Images do not belong in the copy. Retype all the entries below exactly.

+++

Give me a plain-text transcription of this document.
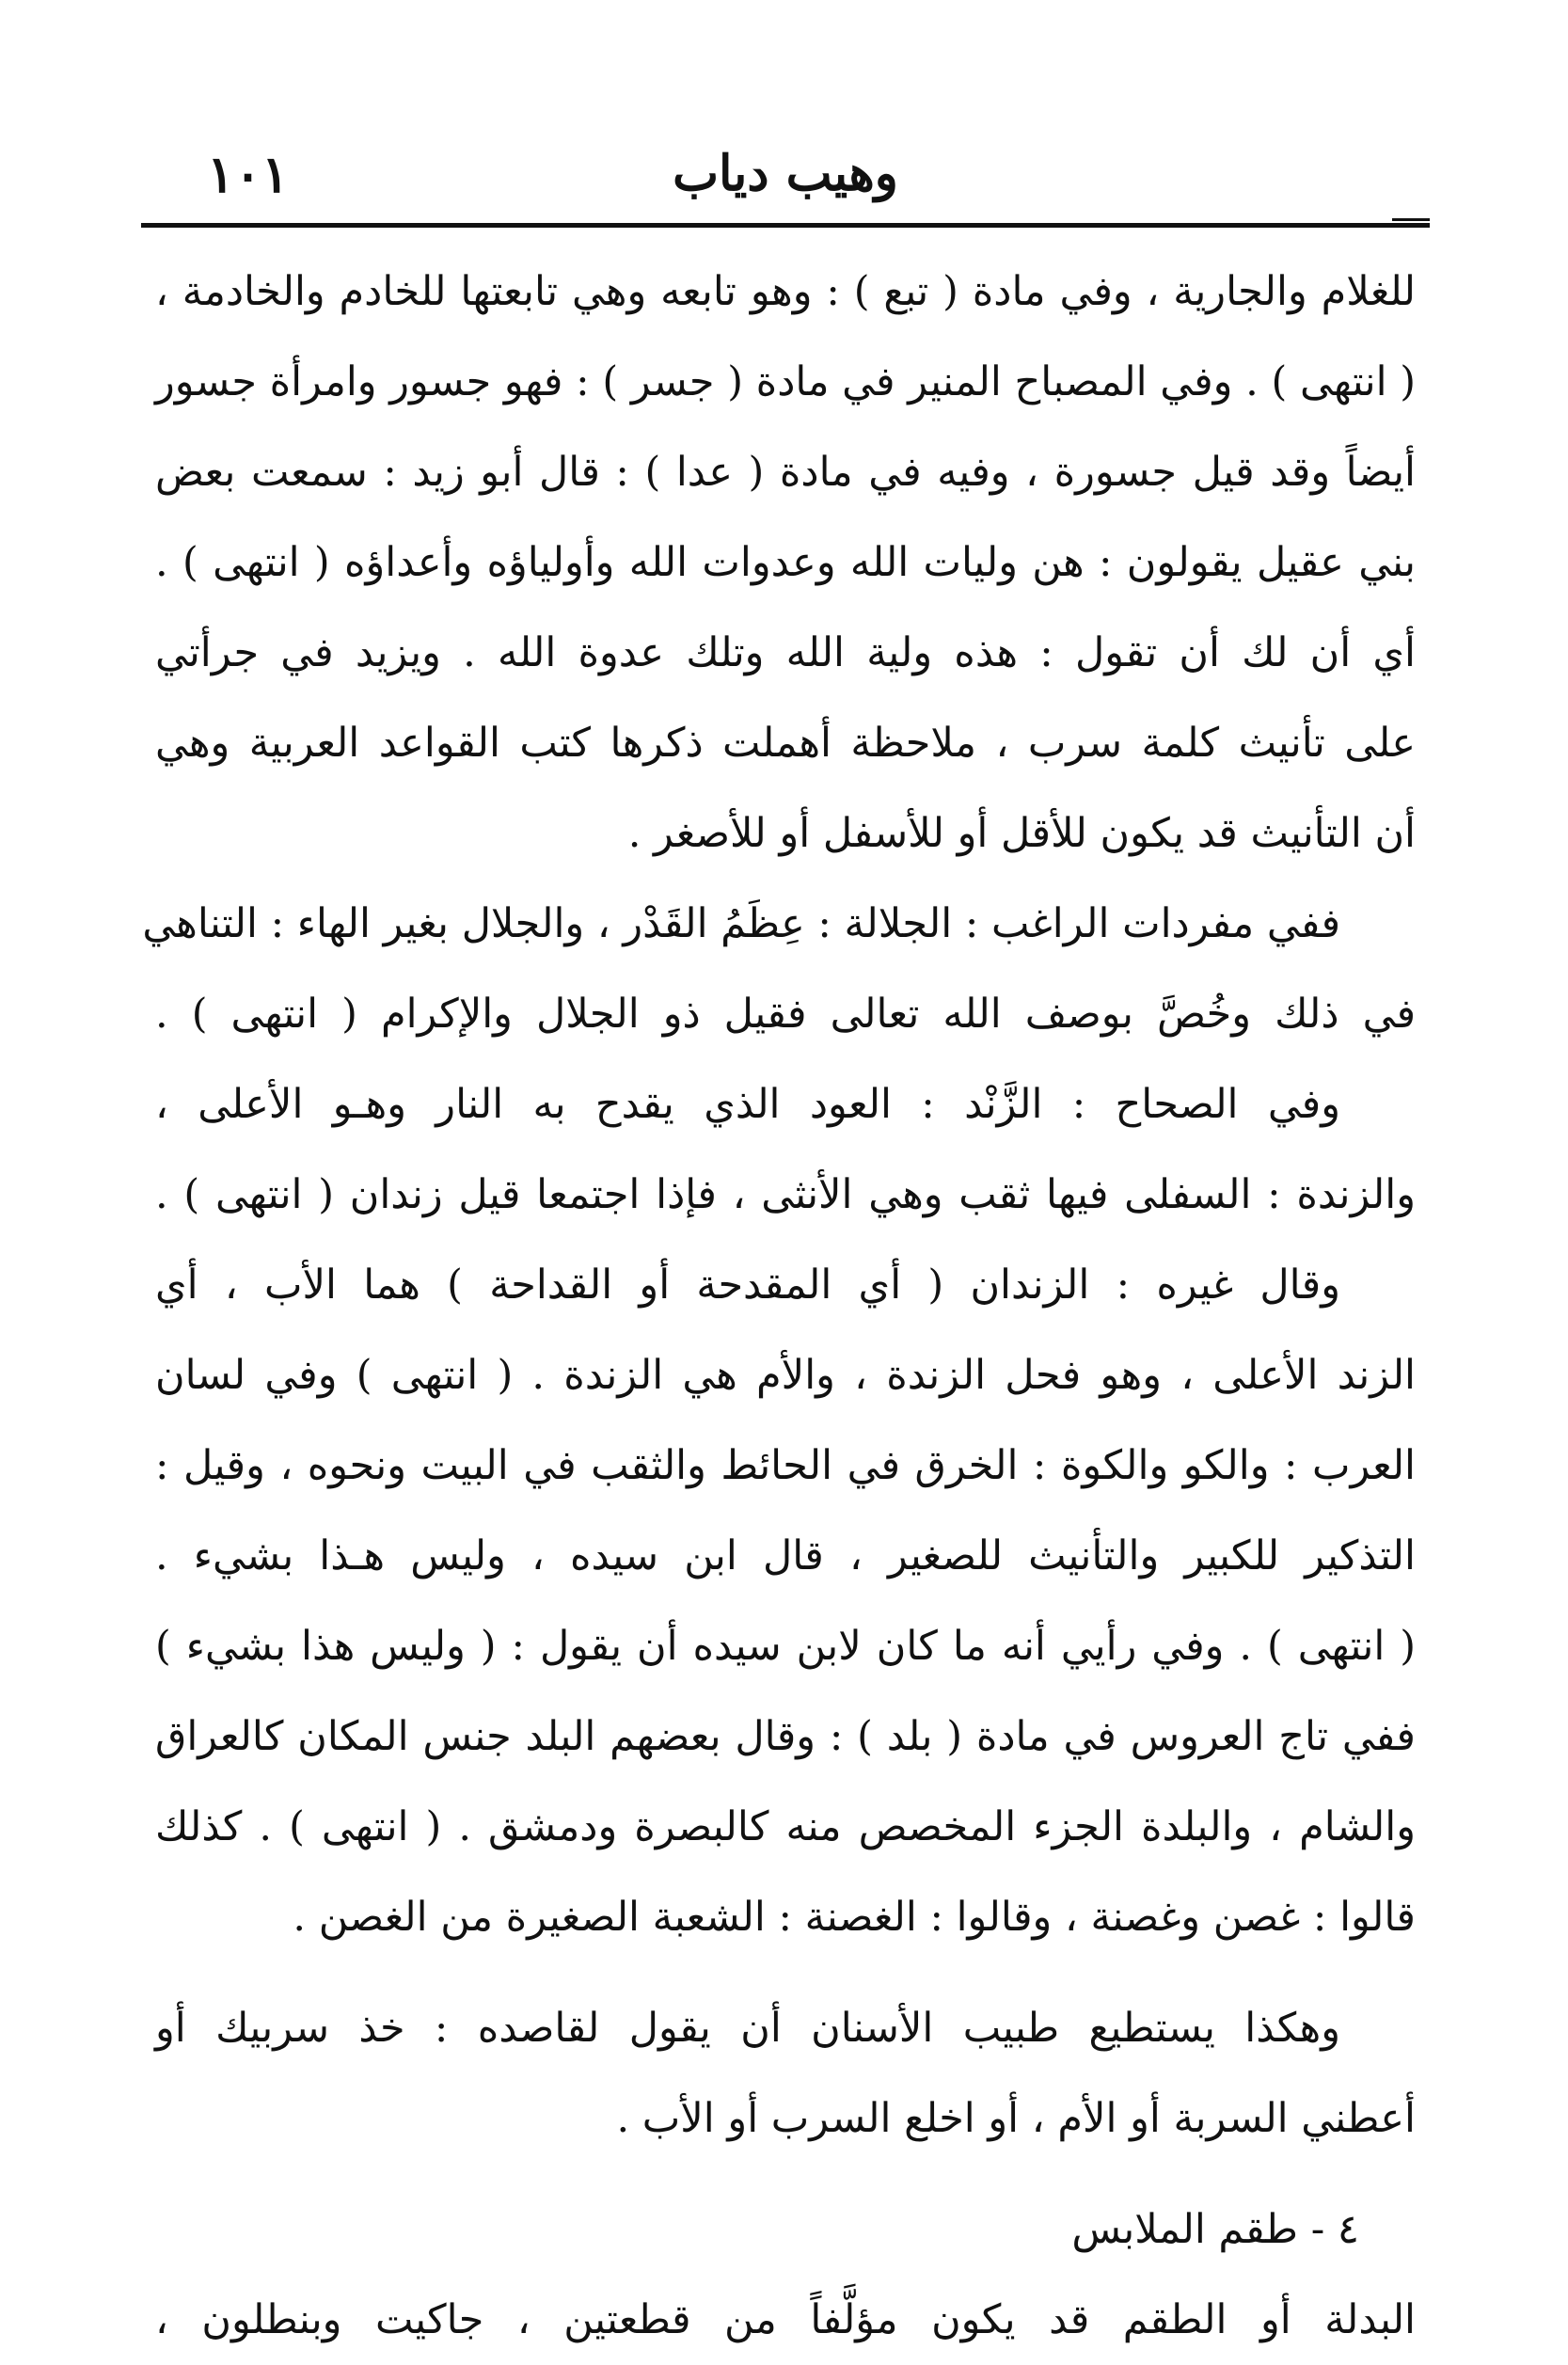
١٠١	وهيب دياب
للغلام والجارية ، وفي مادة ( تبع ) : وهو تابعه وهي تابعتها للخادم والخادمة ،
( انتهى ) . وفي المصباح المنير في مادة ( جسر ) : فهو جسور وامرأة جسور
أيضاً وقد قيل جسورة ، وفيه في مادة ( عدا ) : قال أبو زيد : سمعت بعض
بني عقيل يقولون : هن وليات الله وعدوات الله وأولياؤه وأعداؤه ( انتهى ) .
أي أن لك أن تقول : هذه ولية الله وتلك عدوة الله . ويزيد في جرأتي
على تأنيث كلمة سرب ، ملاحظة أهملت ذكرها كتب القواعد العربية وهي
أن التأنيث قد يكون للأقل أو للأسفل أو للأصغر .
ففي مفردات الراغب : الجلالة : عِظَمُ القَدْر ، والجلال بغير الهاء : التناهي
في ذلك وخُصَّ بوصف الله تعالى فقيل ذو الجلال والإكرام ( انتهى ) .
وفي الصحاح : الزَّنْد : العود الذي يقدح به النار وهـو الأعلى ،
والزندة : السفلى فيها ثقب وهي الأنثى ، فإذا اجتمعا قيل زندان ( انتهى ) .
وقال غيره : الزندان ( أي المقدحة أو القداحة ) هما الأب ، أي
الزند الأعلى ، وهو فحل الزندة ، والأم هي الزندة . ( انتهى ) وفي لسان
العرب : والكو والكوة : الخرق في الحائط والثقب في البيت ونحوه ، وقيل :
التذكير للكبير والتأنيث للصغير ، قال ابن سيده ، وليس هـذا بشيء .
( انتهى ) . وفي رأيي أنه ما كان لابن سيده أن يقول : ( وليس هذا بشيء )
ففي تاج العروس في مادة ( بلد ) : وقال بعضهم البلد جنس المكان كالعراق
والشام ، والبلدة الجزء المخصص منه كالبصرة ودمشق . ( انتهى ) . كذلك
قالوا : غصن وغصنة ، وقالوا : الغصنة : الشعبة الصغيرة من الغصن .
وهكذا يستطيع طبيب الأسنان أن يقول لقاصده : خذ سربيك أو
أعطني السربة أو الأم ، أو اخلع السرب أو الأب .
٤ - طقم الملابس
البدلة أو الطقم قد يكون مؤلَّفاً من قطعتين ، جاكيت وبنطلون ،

+++

▸ Response to the exercise:
Give me a plain-text transcription of this document.
١٠١	وهيب دياب
للغلام والجارية ، وفي مادة ( تبع ) : وهو تابعه وهي تابعتها للخادم والخادمة ،
( انتهى ) . وفي المصباح المنير في مادة ( جسر ) : فهو جسور وامرأة جسور
أيضاً وقد قيل جسورة ، وفيه في مادة ( عدا ) : قال أبو زيد : سمعت بعض
بني عقيل يقولون : هن وليات الله وعدوات الله وأولياؤه وأعداؤه ( انتهى ) .
أي أن لك أن تقول : هذه ولية الله وتلك عدوة الله . ويزيد في جرأتي
على تأنيث كلمة سرب ، ملاحظة أهملت ذكرها كتب القواعد العربية وهي
أن التأنيث قد يكون للأقل أو للأسفل أو للأصغر .
ففي مفردات الراغب : الجلالة : عِظَمُ القَدْر ، والجلال بغير الهاء : التناهي
في ذلك وخُصَّ بوصف الله تعالى فقيل ذو الجلال والإكرام ( انتهى ) .
وفي الصحاح : الزَّنْد : العود الذي يقدح به النار وهـو الأعلى ،
والزندة : السفلى فيها ثقب وهي الأنثى ، فإذا اجتمعا قيل زندان ( انتهى ) .
وقال غيره : الزندان ( أي المقدحة أو القداحة ) هما الأب ، أي
الزند الأعلى ، وهو فحل الزندة ، والأم هي الزندة . ( انتهى ) وفي لسان
العرب : والكو والكوة : الخرق في الحائط والثقب في البيت ونحوه ، وقيل :
التذكير للكبير والتأنيث للصغير ، قال ابن سيده ، وليس هـذا بشيء .
( انتهى ) . وفي رأيي أنه ما كان لابن سيده أن يقول : ( وليس هذا بشيء )
ففي تاج العروس في مادة ( بلد ) : وقال بعضهم البلد جنس المكان كالعراق
والشام ، والبلدة الجزء المخصص منه كالبصرة ودمشق . ( انتهى ) . كذلك
قالوا : غصن وغصنة ، وقالوا : الغصنة : الشعبة الصغيرة من الغصن .
وهكذا يستطيع طبيب الأسنان أن يقول لقاصده : خذ سربيك أو
أعطني السربة أو الأم ، أو اخلع السرب أو الأب .
٤ - طقم الملابس
البدلة أو الطقم قد يكون مؤلَّفاً من قطعتين ، جاكيت وبنطلون ،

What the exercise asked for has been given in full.